_GIVEN INSTRUCTION_:
Set down all of the data that follows word for word, without the images.

--- MATERIAL TO PROCESS ---

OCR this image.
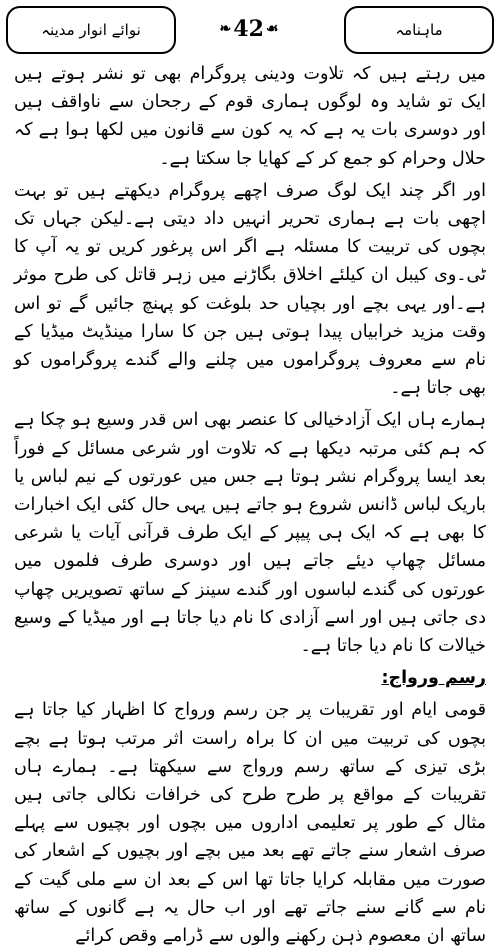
نوائے انوار مدینہ	❧ 42 ☙	ماہنامہ

میں رہتے ہیں کہ تلاوت ودینی پروگرام بھی تو نشر ہوتے ہیں ایک تو شاید وہ لوگوں ہماری قوم کے رجحان سے ناواقف ہیں اور دوسری بات یہ ہے کہ یہ کون سے قانون میں لکھا ہوا ہے کہ حلال وحرام کو جمع کر کے کھایا جا سکتا ہے۔

اور اگر چند ایک لوگ صرف اچھے پروگرام دیکھتے ہیں تو بہت اچھی بات ہے ہماری تحریر انہیں داد دیتی ہے۔لیکن جہاں تک بچوں کی تربیت کا مسئلہ ہے اگر اس پرغور کریں تو یہ آپ کا ٹی۔وی کیبل ان کیلئے اخلاق بگاڑنے میں زہر قاتل کی طرح موثر ہے۔اور یہی بچے اور بچیاں حد بلوغت کو پہنچ جائیں گے تو اس وقت مزید خرابیاں پیدا ہوتی ہیں جن کا سارا مینڈیٹ میڈیا کے نام سے معروف پروگراموں میں چلنے والے گندے پروگراموں کو بھی جاتا ہے۔

ہمارے ہاں ایک آزادخیالی کا عنصر بھی اس قدر وسیع ہو چکا ہے کہ ہم کئی مرتبہ دیکھا ہے کہ تلاوت اور شرعی مسائل کے فوراً بعد ایسا پروگرام نشر ہوتا ہے جس میں عورتوں کے نیم لباس یا باریک لباس ڈانس شروع ہو جاتے ہیں یہی حال کئی ایک اخبارات کا بھی ہے کہ ایک ہی پیپر کے ایک طرف قرآنی آیات یا شرعی مسائل چھاپ دیئے جاتے ہیں اور دوسری طرف فلموں میں عورتوں کی گندے لباسوں اور گندے سینز کے ساتھ تصویریں چھاپ دی جاتی ہیں اور اسے آزادی کا نام دیا جاتا ہے اور میڈیا کے وسیع خیالات کا نام دیا جاتا ہے۔

رسم ورواج:

قومی ایام اور تقریبات پر جن رسم ورواج کا اظہار کیا جاتا ہے بچوں کی تربیت میں ان کا براہ راست اثر مرتب ہوتا ہے بچے بڑی تیزی کے ساتھ رسم ورواج سے سیکھتا ہے۔ ہمارے ہاں تقریبات کے مواقع پر طرح طرح کی خرافات نکالی جاتی ہیں مثال کے طور پر تعلیمی اداروں میں بچوں اور بچیوں سے پہلے صرف اشعار سنے جاتے تھے بعد میں بچے اور بچیوں کے اشعار کی صورت میں مقابلہ کرایا جاتا تھا اس کے بعد ان سے ملی گیت کے نام سے گانے سنے جاتے تھے اور اب حال یہ ہے گانوں کے ساتھ ساتھ ان معصوم ذہن رکھنے والوں سے ڈرامے وقص کرائے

---

_CORRECT OUTPUT_:
OCR this image.
نوائے انوار مدینہ	❧ 42 ☙	ماہنامہ

میں رہتے ہیں کہ تلاوت ودینی پروگرام بھی تو نشر ہوتے ہیں ایک تو شاید وہ لوگوں ہماری قوم کے رجحان سے ناواقف ہیں اور دوسری بات یہ ہے کہ یہ کون سے قانون میں لکھا ہوا ہے کہ حلال وحرام کو جمع کر کے کھایا جا سکتا ہے۔

اور اگر چند ایک لوگ صرف اچھے پروگرام دیکھتے ہیں تو بہت اچھی بات ہے ہماری تحریر انہیں داد دیتی ہے۔لیکن جہاں تک بچوں کی تربیت کا مسئلہ ہے اگر اس پرغور کریں تو یہ آپ کا ٹی۔وی کیبل ان کیلئے اخلاق بگاڑنے میں زہر قاتل کی طرح موثر ہے۔اور یہی بچے اور بچیاں حد بلوغت کو پہنچ جائیں گے تو اس وقت مزید خرابیاں پیدا ہوتی ہیں جن کا سارا مینڈیٹ میڈیا کے نام سے معروف پروگراموں میں چلنے والے گندے پروگراموں کو بھی جاتا ہے۔

ہمارے ہاں ایک آزادخیالی کا عنصر بھی اس قدر وسیع ہو چکا ہے کہ ہم کئی مرتبہ دیکھا ہے کہ تلاوت اور شرعی مسائل کے فوراً بعد ایسا پروگرام نشر ہوتا ہے جس میں عورتوں کے نیم لباس یا باریک لباس ڈانس شروع ہو جاتے ہیں یہی حال کئی ایک اخبارات کا بھی ہے کہ ایک ہی پیپر کے ایک طرف قرآنی آیات یا شرعی مسائل چھاپ دیئے جاتے ہیں اور دوسری طرف فلموں میں عورتوں کی گندے لباسوں اور گندے سینز کے ساتھ تصویریں چھاپ دی جاتی ہیں اور اسے آزادی کا نام دیا جاتا ہے اور میڈیا کے وسیع خیالات کا نام دیا جاتا ہے۔

رسم ورواج:

قومی ایام اور تقریبات پر جن رسم ورواج کا اظہار کیا جاتا ہے بچوں کی تربیت میں ان کا براہ راست اثر مرتب ہوتا ہے بچے بڑی تیزی کے ساتھ رسم ورواج سے سیکھتا ہے۔ ہمارے ہاں تقریبات کے مواقع پر طرح طرح کی خرافات نکالی جاتی ہیں مثال کے طور پر تعلیمی اداروں میں بچوں اور بچیوں سے پہلے صرف اشعار سنے جاتے تھے بعد میں بچے اور بچیوں کے اشعار کی صورت میں مقابلہ کرایا جاتا تھا اس کے بعد ان سے ملی گیت کے نام سے گانے سنے جاتے تھے اور اب حال یہ ہے گانوں کے ساتھ ساتھ ان معصوم ذہن رکھنے والوں سے ڈرامے وقص کرائے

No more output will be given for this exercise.